▶ [Objective]
Copy the lines from the one containing "List all visible" up to and including the one containing "bar-german: [705, 226, 758, 461]", swapping "error-bar" for "error-whisker" and leaving everything else untouched.

▶ [Source data]
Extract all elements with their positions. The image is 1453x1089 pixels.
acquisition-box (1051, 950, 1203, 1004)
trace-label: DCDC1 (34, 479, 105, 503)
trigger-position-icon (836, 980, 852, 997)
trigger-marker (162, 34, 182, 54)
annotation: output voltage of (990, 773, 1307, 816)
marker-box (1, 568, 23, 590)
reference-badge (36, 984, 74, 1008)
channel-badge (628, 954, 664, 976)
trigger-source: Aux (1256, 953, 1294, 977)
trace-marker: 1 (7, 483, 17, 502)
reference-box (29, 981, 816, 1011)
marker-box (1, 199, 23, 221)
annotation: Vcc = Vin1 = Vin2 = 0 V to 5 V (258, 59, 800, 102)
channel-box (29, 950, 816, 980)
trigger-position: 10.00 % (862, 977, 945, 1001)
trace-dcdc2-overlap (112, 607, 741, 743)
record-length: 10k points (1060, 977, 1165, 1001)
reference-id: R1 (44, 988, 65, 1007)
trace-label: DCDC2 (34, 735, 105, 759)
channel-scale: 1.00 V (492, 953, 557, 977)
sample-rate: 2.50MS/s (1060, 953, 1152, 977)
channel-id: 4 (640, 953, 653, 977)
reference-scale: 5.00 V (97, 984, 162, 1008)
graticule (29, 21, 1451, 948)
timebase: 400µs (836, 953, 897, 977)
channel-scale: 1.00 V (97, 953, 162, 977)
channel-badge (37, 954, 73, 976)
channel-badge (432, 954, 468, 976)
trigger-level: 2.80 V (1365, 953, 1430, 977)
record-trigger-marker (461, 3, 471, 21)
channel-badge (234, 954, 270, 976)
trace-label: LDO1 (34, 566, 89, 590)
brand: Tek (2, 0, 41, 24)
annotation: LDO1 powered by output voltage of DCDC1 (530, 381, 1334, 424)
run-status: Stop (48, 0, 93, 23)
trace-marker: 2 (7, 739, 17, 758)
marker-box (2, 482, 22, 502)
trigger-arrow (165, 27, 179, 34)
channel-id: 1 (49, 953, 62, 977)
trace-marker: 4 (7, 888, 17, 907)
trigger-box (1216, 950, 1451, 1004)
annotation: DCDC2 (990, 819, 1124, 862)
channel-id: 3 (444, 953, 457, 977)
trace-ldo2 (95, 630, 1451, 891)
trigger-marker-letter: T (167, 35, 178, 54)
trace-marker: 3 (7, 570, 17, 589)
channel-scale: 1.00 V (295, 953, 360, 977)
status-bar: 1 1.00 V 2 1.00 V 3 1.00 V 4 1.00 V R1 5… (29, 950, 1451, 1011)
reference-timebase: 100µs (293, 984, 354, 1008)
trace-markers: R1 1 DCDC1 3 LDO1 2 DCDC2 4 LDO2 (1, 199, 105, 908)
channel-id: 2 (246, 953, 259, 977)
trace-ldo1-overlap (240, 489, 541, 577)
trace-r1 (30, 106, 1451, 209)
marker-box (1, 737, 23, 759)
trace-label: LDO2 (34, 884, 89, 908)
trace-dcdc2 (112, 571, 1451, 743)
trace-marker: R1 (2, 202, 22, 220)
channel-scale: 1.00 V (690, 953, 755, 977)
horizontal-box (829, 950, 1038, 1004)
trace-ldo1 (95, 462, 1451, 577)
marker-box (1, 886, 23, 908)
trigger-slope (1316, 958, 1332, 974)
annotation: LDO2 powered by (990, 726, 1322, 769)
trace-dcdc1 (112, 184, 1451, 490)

...

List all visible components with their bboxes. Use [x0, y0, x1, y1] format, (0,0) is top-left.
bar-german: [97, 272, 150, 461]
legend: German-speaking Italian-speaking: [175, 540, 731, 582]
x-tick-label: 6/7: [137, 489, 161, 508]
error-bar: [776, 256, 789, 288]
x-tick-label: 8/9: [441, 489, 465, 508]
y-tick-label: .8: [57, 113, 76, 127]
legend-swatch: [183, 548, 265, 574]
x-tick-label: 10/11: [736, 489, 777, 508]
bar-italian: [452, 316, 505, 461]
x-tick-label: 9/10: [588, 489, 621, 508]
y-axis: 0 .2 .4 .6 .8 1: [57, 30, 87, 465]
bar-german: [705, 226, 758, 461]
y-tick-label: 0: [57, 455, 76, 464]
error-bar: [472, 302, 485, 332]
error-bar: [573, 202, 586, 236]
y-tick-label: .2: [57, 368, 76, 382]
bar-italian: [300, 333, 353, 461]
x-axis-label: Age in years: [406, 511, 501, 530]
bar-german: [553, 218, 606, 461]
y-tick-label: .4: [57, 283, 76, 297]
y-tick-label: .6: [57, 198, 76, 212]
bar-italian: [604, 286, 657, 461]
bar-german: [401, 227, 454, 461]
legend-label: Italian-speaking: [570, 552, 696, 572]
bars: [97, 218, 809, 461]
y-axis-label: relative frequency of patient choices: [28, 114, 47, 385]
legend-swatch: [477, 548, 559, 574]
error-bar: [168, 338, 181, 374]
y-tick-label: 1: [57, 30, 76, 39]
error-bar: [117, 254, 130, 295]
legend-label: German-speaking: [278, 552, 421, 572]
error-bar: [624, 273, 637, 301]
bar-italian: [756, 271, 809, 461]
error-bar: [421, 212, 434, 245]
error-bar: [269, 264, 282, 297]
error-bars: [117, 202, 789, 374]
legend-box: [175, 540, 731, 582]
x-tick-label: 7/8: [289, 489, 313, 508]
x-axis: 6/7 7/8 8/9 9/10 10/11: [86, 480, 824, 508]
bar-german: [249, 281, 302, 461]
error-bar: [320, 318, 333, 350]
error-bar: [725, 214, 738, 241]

▶ [Answer to the exercise]
List all visible components with their bboxes. Use [x0, y0, x1, y1] format, (0,0) is top-left.
bar-german: [97, 272, 150, 461]
legend: German-speaking Italian-speaking: [175, 540, 731, 582]
x-tick-label: 6/7: [137, 489, 161, 508]
error-whisker: [776, 256, 789, 288]
x-tick-label: 8/9: [441, 489, 465, 508]
y-tick-label: .8: [57, 113, 76, 127]
legend-swatch: [183, 548, 265, 574]
x-tick-label: 10/11: [736, 489, 777, 508]
bar-italian: [452, 316, 505, 461]
x-tick-label: 9/10: [588, 489, 621, 508]
y-axis: 0 .2 .4 .6 .8 1: [57, 30, 87, 465]
bar-german: [705, 226, 758, 461]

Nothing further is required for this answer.